What to work on
Look through the material below. Copy every line with the string "this" in it.

Excerpt from a dataset:
★ ★ ★ ★
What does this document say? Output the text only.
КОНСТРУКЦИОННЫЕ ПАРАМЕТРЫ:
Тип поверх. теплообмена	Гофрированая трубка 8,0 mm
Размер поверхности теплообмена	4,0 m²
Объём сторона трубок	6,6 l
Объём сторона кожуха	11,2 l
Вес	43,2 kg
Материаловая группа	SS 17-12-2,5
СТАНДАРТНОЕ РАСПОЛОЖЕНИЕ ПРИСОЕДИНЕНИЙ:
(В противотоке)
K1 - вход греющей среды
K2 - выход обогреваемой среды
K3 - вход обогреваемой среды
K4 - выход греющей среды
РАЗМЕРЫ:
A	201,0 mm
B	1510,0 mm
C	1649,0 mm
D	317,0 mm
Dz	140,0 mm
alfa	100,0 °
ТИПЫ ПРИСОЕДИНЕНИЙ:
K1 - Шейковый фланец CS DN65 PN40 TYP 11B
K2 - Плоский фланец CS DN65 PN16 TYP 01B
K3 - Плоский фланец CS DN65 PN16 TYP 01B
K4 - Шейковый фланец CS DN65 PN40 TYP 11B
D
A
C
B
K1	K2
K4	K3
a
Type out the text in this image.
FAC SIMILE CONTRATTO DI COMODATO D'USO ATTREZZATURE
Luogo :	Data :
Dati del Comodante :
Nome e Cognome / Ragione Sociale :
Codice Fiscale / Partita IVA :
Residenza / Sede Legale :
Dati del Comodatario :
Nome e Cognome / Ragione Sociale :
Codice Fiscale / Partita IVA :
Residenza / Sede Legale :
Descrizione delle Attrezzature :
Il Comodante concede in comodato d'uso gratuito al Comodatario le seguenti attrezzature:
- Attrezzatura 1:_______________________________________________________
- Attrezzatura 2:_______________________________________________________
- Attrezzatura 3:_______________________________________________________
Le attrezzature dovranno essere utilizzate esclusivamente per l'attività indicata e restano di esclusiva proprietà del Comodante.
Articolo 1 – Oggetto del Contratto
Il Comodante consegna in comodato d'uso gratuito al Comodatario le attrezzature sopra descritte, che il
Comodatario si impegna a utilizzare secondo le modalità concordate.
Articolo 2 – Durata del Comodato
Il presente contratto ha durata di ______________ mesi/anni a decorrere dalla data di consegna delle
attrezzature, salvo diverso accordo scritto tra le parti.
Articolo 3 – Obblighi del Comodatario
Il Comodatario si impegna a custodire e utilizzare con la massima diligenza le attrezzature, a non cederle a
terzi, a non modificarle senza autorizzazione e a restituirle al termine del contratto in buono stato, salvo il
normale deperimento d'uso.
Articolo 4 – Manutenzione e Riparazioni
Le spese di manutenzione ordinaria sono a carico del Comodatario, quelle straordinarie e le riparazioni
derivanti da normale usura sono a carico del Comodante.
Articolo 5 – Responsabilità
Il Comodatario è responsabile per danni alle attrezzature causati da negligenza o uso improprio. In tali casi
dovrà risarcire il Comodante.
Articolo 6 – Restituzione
★ ★ ★ ★
Answer
What does this document say? Output the text only.
Type out the text in this image.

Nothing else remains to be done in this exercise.